● **Set exercise**:
Find every line in the records below that holds the word "świetlicy", and copy it out.

● **Supplied records**:
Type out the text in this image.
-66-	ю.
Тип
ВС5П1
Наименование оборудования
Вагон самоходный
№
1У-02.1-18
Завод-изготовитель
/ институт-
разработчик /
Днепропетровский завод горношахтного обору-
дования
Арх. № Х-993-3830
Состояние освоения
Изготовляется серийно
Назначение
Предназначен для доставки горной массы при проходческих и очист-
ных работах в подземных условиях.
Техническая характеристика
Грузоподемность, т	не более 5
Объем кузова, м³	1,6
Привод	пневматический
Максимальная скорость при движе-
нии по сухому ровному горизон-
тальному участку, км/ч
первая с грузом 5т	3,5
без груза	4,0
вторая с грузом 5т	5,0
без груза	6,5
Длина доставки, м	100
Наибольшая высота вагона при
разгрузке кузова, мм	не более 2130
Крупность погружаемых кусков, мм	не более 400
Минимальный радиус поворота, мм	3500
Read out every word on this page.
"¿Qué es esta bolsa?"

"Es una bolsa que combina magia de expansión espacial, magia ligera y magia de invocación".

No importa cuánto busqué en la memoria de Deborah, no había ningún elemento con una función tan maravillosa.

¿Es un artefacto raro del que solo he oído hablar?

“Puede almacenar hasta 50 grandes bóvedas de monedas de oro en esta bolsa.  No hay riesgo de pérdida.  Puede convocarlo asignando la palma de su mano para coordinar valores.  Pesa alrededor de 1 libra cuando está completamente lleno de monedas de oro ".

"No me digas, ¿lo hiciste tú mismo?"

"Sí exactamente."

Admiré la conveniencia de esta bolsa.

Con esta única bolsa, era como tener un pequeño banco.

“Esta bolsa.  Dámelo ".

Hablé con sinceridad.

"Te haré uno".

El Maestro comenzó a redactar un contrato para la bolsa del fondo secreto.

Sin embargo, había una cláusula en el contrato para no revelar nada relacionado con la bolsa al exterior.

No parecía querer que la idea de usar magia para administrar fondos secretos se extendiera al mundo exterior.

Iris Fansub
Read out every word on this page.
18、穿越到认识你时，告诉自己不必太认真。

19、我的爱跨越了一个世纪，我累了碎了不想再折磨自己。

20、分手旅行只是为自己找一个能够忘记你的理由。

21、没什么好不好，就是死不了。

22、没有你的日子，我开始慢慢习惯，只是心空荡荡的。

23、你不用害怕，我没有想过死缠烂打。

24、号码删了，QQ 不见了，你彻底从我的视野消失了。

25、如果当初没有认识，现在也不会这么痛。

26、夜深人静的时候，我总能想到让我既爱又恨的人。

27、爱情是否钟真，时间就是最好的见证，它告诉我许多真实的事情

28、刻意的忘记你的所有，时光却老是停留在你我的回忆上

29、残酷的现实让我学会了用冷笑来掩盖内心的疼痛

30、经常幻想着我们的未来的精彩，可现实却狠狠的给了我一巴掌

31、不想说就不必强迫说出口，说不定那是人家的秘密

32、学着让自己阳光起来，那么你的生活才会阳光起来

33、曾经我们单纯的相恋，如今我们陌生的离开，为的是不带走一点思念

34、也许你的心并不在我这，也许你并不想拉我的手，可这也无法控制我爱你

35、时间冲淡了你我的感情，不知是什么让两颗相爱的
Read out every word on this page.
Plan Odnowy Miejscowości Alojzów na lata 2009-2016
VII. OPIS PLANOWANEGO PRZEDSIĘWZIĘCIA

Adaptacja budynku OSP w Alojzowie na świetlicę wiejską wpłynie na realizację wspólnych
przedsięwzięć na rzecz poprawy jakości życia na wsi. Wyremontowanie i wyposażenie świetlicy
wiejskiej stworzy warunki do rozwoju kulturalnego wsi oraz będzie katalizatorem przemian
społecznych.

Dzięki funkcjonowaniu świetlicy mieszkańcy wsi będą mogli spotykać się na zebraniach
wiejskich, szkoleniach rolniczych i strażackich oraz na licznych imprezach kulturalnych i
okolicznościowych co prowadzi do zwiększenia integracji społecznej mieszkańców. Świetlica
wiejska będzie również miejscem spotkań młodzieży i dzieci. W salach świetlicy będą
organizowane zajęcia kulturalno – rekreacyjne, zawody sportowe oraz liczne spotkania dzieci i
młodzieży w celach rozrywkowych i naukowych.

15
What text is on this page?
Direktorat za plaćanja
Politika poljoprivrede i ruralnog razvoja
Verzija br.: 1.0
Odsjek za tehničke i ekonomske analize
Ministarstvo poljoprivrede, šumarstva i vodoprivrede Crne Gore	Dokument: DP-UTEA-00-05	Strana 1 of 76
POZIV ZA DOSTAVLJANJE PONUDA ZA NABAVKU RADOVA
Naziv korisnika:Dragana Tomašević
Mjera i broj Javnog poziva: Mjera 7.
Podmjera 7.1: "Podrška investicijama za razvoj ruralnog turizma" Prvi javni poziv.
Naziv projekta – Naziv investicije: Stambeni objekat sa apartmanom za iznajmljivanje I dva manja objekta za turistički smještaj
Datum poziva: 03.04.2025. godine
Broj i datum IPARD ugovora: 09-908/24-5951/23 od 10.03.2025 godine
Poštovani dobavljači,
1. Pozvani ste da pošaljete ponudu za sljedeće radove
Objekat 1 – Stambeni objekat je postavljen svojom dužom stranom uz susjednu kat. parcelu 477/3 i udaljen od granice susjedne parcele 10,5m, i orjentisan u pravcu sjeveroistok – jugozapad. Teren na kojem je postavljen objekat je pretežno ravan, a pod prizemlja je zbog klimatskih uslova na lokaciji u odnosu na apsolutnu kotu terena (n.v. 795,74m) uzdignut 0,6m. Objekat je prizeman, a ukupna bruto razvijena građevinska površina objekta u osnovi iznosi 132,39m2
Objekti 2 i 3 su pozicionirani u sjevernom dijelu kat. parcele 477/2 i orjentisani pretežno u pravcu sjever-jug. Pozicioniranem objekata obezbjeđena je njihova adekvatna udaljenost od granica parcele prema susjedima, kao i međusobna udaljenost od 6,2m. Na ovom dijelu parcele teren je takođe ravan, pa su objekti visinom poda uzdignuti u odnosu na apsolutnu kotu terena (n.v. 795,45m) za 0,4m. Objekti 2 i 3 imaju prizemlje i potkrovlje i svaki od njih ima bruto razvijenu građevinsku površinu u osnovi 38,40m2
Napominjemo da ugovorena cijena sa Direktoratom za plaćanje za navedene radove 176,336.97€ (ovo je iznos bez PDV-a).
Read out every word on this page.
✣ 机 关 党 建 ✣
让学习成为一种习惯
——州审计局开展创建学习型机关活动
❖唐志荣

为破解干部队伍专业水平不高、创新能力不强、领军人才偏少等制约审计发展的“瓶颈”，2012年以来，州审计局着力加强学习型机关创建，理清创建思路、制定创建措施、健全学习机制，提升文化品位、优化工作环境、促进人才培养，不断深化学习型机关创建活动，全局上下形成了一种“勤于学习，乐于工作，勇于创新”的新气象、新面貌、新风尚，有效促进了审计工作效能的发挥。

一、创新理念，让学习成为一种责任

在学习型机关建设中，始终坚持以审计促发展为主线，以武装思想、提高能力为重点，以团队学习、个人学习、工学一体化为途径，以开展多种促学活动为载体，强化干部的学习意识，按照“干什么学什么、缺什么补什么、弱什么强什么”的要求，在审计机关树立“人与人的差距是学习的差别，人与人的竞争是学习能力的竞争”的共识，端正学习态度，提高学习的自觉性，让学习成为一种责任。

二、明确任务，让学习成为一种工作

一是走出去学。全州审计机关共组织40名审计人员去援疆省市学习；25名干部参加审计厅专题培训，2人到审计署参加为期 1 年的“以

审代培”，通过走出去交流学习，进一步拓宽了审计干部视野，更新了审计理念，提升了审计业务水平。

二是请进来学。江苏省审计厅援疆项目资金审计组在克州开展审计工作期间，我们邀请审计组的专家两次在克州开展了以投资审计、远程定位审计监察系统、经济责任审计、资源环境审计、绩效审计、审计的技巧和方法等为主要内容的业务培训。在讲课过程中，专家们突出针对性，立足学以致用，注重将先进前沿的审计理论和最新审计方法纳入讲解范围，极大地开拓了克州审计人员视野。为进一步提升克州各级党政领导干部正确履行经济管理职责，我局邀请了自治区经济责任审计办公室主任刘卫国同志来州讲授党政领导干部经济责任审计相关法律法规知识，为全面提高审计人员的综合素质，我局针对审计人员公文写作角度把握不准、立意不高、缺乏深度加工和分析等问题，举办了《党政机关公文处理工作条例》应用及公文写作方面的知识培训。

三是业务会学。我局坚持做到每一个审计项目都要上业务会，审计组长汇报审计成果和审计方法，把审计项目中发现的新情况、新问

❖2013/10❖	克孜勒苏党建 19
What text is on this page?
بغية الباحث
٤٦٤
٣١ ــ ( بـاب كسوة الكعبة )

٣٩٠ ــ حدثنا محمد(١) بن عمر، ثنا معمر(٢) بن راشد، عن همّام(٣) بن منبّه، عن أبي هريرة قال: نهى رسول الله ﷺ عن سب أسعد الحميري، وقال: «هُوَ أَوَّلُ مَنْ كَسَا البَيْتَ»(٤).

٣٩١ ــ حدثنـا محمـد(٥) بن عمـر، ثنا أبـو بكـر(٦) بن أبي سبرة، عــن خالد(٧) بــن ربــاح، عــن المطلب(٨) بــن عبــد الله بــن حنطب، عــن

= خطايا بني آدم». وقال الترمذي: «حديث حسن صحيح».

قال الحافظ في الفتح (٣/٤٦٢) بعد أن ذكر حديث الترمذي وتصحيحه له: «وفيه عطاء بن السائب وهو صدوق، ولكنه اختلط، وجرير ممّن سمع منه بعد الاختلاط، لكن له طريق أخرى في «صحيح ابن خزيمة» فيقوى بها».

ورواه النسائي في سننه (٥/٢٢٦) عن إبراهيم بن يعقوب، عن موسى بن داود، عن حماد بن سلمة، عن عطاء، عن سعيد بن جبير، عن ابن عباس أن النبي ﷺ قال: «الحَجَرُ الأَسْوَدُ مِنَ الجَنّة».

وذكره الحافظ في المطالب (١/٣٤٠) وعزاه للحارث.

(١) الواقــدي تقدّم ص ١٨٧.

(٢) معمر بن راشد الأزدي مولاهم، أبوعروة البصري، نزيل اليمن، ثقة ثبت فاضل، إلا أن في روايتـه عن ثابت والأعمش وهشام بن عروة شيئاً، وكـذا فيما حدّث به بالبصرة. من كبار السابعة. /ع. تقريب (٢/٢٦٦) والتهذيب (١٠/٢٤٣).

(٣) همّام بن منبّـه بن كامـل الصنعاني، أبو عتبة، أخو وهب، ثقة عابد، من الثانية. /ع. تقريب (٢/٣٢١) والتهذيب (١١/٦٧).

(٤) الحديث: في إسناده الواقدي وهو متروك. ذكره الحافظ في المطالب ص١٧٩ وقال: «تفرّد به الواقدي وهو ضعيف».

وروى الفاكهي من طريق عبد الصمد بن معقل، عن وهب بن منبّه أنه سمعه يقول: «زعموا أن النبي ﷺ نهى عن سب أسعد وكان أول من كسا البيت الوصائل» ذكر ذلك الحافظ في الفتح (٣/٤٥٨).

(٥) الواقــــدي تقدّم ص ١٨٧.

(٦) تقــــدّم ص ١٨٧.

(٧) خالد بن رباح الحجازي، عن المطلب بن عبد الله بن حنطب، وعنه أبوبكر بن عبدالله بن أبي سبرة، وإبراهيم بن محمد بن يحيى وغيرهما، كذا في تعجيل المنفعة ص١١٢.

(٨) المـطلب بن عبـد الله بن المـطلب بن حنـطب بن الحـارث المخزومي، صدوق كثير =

● **Exercise output**:
przedsięwzięć na rzecz poprawy jakości życia na wsi. Wyremontowanie i wyposażenie świetlicy
Dzięki funkcjonowaniu świetlicy mieszkańcy wsi będą mogli spotykać się na zebraniach
wiejska będzie również miejscem spotkań młodzieży i dzieci. W salach świetlicy będą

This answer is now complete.